Autista Amt preso a pugni al rientro in rimessa: sindacati proclamano lo sciopero

Genova. Un autista dell’AMT è stato violentemente aggredito la scorsa notte all’interno della rimessa aziendale di Cornigliano al termine del suo turno di servizio.
Secondo quanto reso noto in un comunicato dal sindacato Orsa Tpl Genova, il conducente aveva richiesto il supporto del personale di guardia per far scendere dal mezzo un passeggero che si era addormentato a bordo in evidente stato di alterazione. Una volta svegliato, l’uomo ha reagito colpendo ripetutamente il dipendente Amt con diversi pugni alla testa, facendolo cadere al suolo e causandogli ferite da taglio e abrasioni. Sul posto sono intervenuti i Carabinieri e il personale sanitario del 118. L’autista è stato soccorso e trasportato in codice giallo presso l’ospedale Villa Scassi.
“Si tratta dell’ennesimo episodio di violenza nei confronti di chi ogni giorno garantisce un servizio pubblico essenziale in condizioni estremamente difficili – si legge nel comunicato stampa del sindacato – È inaccettabile che gli operatori del trasporto pubblico debbano svolgere il proprio lavoro con il timore di subire aggressioni, anche al termine del turno e all’interno delle aree aziendali. Mancano regole per questo tipo di eventi a tutela del personale viaggiante, manca una formazione adeguata al personale di guardia che possa garantire sicurezza ed incolumità. avvero inaccettabile finire un turno di lavoro e venire aggrediti senza motivo, il problema sicurezza sta prendendo una deriva pericolosa, chiediamo alla Prefettura di prendere provvedimenti urgenti soprattutto a tutela dei lavoratori”.

- ELENCO DATI:
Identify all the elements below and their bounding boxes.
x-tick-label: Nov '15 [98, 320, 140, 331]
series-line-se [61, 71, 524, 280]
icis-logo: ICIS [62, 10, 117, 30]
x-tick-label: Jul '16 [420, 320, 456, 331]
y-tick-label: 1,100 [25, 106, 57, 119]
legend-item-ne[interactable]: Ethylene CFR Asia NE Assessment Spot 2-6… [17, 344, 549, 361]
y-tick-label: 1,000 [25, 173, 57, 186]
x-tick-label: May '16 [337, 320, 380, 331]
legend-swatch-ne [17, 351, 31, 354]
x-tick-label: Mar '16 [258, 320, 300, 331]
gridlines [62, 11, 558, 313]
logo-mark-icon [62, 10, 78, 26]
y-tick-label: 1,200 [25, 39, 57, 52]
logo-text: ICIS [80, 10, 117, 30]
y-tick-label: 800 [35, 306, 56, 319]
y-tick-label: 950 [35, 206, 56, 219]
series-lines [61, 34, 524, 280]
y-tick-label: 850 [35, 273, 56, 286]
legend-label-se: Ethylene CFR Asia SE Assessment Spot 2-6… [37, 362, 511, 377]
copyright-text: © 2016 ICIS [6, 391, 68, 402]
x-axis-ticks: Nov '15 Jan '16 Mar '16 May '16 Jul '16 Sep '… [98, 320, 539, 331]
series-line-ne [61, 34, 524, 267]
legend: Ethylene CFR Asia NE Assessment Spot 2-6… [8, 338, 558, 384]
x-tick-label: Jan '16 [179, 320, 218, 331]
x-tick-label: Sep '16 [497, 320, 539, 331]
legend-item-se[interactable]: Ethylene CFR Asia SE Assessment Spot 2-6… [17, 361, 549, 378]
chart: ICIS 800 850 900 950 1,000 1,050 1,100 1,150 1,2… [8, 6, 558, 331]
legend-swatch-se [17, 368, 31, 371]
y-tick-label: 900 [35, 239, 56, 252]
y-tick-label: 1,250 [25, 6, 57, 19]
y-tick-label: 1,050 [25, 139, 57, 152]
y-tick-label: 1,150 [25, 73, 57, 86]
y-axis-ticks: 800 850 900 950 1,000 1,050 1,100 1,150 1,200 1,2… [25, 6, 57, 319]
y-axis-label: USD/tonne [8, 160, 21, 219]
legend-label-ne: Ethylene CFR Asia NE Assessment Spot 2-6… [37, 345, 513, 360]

- COMPITO 1: In quale ospedale è stato trasportato il conducente, secondo il brano sull'autista AMT aggredito?
- COMPITO 2: Riprendi il brano sull'autista AMT aggredito e proseguilo dopo l'ultima frase.

- RISPOSTA 1: All'ospedale Villa Scassi.

- RISPOSTA 2:
Scatta lo sciopero
“La gravità e l’intollerabilità dell’episodio giunge al culmine di un’escalation di problematiche che mettono le lavoratrici e i lavoratori front line (Vtv, Graduati, Adt, Personale viaggiante) di Amt da mesi al centro di aggressioni verbali e fisiche unite alle conflittualità con le quali si trovano ad aver a che fare tutti gli autisti non solo quelli impegnati sulle linee serali sulle quali nel fine settimana l’affollamento portato dalla movida aggrava le criticità – scrivono in una nota congiunta le Segreterie RSA di Filt Cgil, Fit Cisl, Uiltrasporti e Faisa Cisal – La situazione non permette indugi e pertanto chiediamo maggiori controlli e tutele per i lavoratori del Tpl genovese, che quotidianamente svolgono servizio per la comunità e per tutti i normali fruitori del servizio di TP Pertanto le scriventi sono a proclamare sciopero, dalle 22 di oggi fino a fine servizio. La sicurezza del personale e degli utenti è un diritto non negoziabile”.